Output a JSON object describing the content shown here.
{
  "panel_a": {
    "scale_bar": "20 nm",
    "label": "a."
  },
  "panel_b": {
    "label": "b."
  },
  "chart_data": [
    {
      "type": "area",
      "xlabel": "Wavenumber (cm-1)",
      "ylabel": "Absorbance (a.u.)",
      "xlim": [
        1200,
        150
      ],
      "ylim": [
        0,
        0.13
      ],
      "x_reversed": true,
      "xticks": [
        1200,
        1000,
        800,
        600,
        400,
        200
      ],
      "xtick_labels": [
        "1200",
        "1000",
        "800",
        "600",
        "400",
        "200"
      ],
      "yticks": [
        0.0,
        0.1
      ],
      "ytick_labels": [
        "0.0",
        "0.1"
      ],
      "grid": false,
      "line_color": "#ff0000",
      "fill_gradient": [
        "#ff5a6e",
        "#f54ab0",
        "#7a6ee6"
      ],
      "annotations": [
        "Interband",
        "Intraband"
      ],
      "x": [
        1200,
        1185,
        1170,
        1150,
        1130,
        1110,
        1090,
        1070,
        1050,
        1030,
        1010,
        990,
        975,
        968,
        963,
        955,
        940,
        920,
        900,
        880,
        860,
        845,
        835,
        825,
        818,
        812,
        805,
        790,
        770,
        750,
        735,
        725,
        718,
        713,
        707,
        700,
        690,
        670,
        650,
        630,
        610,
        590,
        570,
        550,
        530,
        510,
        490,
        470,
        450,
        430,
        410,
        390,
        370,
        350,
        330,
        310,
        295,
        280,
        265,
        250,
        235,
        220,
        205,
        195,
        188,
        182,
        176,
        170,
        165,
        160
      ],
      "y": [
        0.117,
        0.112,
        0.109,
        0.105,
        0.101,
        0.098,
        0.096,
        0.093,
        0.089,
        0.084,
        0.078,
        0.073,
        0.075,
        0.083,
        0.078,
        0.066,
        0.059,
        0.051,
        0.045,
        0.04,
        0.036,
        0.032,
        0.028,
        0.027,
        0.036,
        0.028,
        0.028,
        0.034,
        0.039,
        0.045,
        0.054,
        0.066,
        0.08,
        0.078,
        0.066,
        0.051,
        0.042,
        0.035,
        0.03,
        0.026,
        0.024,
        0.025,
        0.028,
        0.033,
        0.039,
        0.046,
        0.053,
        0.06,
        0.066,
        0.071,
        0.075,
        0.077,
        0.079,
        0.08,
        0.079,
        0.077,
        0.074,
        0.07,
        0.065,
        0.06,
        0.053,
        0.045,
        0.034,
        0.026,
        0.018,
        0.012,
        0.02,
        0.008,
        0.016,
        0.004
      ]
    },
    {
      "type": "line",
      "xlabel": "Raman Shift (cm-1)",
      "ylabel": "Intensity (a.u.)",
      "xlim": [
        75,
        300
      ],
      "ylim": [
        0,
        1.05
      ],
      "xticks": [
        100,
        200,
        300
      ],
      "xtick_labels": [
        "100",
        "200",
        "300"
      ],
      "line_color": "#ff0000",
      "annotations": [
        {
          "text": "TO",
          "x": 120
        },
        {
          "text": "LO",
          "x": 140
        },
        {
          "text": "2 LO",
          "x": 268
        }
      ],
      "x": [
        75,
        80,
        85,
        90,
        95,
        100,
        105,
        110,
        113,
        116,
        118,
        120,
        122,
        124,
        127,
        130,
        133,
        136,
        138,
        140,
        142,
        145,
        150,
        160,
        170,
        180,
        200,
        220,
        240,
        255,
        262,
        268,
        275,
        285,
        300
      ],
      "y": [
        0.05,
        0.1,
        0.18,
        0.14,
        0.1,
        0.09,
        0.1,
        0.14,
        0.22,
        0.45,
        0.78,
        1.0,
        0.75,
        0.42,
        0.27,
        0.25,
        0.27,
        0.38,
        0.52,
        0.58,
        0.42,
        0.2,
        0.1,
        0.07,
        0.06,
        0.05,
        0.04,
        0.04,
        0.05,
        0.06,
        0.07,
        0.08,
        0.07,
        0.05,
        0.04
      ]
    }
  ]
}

---+---

From the material above, copy each line that includes the word "xlabel".

      "xlabel": "Wavenumber (cm-1)",
      "xlabel": "Raman Shift (cm-1)",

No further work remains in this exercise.